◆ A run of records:

-=-=-

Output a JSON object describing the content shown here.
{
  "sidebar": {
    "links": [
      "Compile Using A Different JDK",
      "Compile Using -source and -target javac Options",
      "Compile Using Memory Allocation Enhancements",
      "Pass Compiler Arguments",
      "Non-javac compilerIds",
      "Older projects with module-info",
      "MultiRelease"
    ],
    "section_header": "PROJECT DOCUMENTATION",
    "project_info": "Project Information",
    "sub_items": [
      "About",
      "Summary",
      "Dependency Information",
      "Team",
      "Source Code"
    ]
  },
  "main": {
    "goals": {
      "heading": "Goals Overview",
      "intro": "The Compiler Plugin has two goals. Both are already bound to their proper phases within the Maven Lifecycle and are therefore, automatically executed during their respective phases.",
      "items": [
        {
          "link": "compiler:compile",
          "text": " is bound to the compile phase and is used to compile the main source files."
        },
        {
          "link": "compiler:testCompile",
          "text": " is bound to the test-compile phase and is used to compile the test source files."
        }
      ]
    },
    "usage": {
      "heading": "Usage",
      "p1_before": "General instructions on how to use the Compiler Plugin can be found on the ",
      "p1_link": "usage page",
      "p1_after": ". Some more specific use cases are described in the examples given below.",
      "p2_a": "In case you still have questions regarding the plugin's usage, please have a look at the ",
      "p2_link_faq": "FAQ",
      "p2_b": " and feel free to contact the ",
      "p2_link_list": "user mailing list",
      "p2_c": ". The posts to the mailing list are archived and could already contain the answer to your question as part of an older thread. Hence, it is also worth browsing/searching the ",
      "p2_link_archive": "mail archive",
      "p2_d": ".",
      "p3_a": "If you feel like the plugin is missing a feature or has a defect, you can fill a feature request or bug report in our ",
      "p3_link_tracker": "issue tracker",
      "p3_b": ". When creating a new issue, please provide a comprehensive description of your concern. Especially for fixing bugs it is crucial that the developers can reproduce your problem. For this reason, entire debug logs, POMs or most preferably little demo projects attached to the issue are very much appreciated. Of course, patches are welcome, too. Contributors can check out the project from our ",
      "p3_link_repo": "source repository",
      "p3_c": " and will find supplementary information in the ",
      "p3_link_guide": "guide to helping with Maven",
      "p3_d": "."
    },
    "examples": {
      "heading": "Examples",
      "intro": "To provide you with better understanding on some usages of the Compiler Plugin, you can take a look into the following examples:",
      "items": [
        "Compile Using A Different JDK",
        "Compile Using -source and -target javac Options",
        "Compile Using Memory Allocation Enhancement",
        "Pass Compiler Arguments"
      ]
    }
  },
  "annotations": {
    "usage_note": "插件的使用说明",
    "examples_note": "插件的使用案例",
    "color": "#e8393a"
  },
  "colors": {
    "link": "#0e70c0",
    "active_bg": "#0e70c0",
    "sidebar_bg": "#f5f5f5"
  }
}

-=-=-

Write the listing out again, exactly as it reads.

◆ OUTPUT FOR THIS TASK:
Output a JSON object describing the content shown here.
{
  "sidebar": {
    "links": [
      "Compile Using A Different JDK",
      "Compile Using -source and -target javac Options",
      "Compile Using Memory Allocation Enhancements",
      "Pass Compiler Arguments",
      "Non-javac compilerIds",
      "Older projects with module-info",
      "MultiRelease"
    ],
    "section_header": "PROJECT DOCUMENTATION",
    "project_info": "Project Information",
    "sub_items": [
      "About",
      "Summary",
      "Dependency Information",
      "Team",
      "Source Code"
    ]
  },
  "main": {
    "goals": {
      "heading": "Goals Overview",
      "intro": "The Compiler Plugin has two goals. Both are already bound to their proper phases within the Maven Lifecycle and are therefore, automatically executed during their respective phases.",
      "items": [
        {
          "link": "compiler:compile",
          "text": " is bound to the compile phase and is used to compile the main source files."
        },
        {
          "link": "compiler:testCompile",
          "text": " is bound to the test-compile phase and is used to compile the test source files."
        }
      ]
    },
    "usage": {
      "heading": "Usage",
      "p1_before": "General instructions on how to use the Compiler Plugin can be found on the ",
      "p1_link": "usage page",
      "p1_after": ". Some more specific use cases are described in the examples given below.",
      "p2_a": "In case you still have questions regarding the plugin's usage, please have a look at the ",
      "p2_link_faq": "FAQ",
      "p2_b": " and feel free to contact the ",
      "p2_link_list": "user mailing list",
      "p2_c": ". The posts to the mailing list are archived and could already contain the answer to your question as part of an older thread. Hence, it is also worth browsing/searching the ",
      "p2_link_archive": "mail archive",
      "p2_d": ".",
      "p3_a": "If you feel like the plugin is missing a feature or has a defect, you can fill a feature request or bug report in our ",
      "p3_link_tracker": "issue tracker",
      "p3_b": ". When creating a new issue, please provide a comprehensive description of your concern. Especially for fixing bugs it is crucial that the developers can reproduce your problem. For this reason, entire debug logs, POMs or most preferably little demo projects attached to the issue are very much appreciated. Of course, patches are welcome, too. Contributors can check out the project from our ",
      "p3_link_repo": "source repository",
      "p3_c": " and will find supplementary information in the ",
      "p3_link_guide": "guide to helping with Maven",
      "p3_d": "."
    },
    "examples": {
      "heading": "Examples",
      "intro": "To provide you with better understanding on some usages of the Compiler Plugin, you can take a look into the following examples:",
      "items": [
        "Compile Using A Different JDK",
        "Compile Using -source and -target javac Options",
        "Compile Using Memory Allocation Enhancement",
        "Pass Compiler Arguments"
      ]
    }
  },
  "annotations": {
    "usage_note": "插件的使用说明",
    "examples_note": "插件的使用案例",
    "color": "#e8393a"
  },
  "colors": {
    "link": "#0e70c0",
    "active_bg": "#0e70c0",
    "sidebar_bg": "#f5f5f5"
  }
}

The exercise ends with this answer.